▸ Directions: Below are some records; reproduce every one of them exactly.

Stored entries
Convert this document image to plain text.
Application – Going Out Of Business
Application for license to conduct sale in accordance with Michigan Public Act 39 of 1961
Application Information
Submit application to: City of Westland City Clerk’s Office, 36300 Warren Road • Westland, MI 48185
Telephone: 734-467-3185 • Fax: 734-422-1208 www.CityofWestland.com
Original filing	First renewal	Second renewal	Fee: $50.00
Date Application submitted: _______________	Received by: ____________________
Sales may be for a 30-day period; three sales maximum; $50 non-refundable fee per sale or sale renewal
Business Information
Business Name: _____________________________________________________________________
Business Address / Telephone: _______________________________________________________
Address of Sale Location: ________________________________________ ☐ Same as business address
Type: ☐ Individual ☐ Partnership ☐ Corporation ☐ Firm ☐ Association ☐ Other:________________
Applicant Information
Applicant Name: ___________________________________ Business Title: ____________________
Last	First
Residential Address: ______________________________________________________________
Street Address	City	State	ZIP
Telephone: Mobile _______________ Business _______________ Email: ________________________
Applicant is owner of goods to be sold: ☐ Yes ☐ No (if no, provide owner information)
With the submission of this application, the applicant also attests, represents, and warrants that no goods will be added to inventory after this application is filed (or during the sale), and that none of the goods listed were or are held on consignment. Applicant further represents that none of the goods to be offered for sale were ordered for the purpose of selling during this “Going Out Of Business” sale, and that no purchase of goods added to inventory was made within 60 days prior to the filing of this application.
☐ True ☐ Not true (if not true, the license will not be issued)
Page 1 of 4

▸ The response:
Convert this document image to plain text.
Application – Going Out Of Business
Application for license to conduct sale in accordance with Michigan Public Act 39 of 1961
Application Information
Submit application to: City of Westland City Clerk’s Office, 36300 Warren Road • Westland, MI 48185
Telephone: 734-467-3185 • Fax: 734-422-1208 www.CityofWestland.com
Original filing	First renewal	Second renewal	Fee: $50.00
Date Application submitted: _______________	Received by: ____________________
Sales may be for a 30-day period; three sales maximum; $50 non-refundable fee per sale or sale renewal
Business Information
Business Name: _____________________________________________________________________
Business Address / Telephone: _______________________________________________________
Address of Sale Location: ________________________________________ ☐ Same as business address
Type: ☐ Individual ☐ Partnership ☐ Corporation ☐ Firm ☐ Association ☐ Other:________________
Applicant Information
Applicant Name: ___________________________________ Business Title: ____________________
Last	First
Residential Address: ______________________________________________________________
Street Address	City	State	ZIP
Telephone: Mobile _______________ Business _______________ Email: ________________________
Applicant is owner of goods to be sold: ☐ Yes ☐ No (if no, provide owner information)
With the submission of this application, the applicant also attests, represents, and warrants that no goods will be added to inventory after this application is filed (or during the sale), and that none of the goods listed were or are held on consignment. Applicant further represents that none of the goods to be offered for sale were ordered for the purpose of selling during this “Going Out Of Business” sale, and that no purchase of goods added to inventory was made within 60 days prior to the filing of this application.
☐ True ☐ Not true (if not true, the license will not be issued)
Page 1 of 4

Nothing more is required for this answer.